**WHAT THIS TASK INVOLVES**
Say how many lines of these entries include the word "būdai", and answer with the number alone.

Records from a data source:

-- START --

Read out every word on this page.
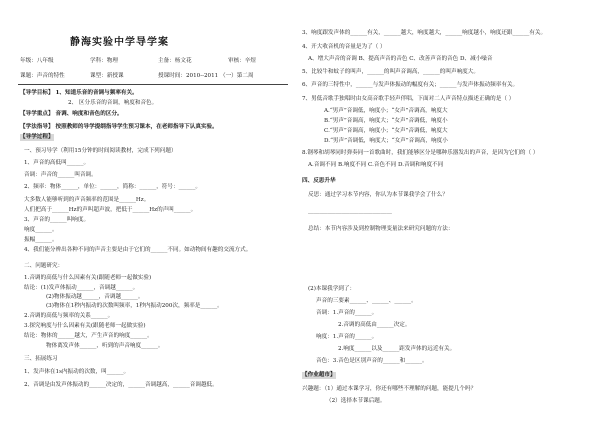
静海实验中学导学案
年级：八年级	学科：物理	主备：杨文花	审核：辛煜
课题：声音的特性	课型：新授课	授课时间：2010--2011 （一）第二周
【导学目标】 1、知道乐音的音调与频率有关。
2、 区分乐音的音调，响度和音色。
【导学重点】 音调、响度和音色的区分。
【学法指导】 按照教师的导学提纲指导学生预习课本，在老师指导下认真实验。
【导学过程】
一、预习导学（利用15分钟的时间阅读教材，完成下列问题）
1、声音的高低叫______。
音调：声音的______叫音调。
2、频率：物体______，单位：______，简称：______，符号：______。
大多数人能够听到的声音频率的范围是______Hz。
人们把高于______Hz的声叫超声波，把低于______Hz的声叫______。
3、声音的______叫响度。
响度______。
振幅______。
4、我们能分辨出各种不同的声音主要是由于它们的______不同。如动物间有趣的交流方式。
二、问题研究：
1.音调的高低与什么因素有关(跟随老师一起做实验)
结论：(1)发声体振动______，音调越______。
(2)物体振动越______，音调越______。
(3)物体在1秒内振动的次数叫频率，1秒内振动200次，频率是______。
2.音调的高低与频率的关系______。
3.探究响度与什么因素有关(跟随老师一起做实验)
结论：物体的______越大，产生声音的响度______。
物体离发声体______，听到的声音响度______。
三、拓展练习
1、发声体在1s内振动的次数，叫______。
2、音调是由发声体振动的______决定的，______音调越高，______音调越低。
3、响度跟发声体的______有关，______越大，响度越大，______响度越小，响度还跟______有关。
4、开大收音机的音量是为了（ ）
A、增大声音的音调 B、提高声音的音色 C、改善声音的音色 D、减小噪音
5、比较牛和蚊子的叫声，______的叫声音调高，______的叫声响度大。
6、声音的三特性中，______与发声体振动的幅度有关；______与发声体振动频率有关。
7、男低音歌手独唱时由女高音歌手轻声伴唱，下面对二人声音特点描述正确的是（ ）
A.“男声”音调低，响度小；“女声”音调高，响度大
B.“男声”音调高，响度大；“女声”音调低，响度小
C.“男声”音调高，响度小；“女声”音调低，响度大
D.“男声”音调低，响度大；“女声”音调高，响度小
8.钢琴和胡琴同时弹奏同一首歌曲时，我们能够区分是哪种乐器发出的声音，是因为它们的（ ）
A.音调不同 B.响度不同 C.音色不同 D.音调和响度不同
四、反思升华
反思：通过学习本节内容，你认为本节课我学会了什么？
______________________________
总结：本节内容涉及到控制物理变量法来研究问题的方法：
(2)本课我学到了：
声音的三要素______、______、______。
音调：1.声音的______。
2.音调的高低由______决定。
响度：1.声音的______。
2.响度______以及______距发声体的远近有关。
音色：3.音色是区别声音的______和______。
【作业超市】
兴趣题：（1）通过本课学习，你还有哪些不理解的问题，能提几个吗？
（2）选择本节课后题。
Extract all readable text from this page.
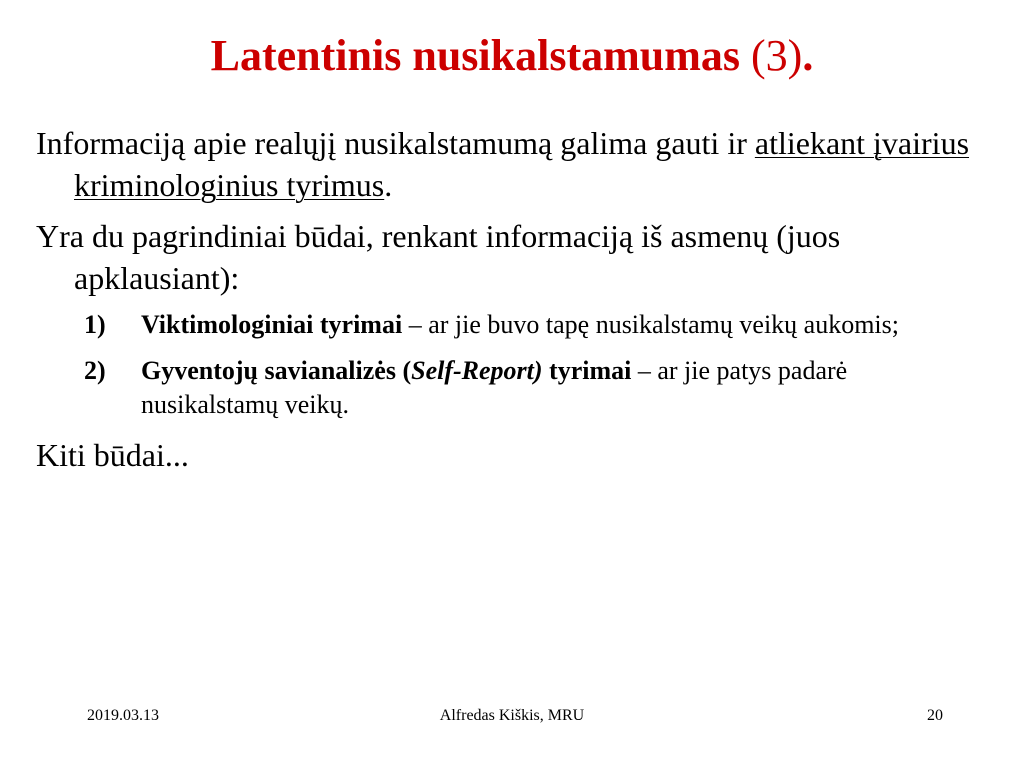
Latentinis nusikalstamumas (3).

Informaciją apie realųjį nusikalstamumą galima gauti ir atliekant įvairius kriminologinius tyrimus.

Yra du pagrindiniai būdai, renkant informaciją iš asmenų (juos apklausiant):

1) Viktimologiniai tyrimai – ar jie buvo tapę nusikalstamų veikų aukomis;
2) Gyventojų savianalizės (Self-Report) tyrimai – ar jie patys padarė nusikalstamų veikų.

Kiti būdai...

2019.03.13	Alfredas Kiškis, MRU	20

-- END --

**REPLY TO THE EXERCISE**
2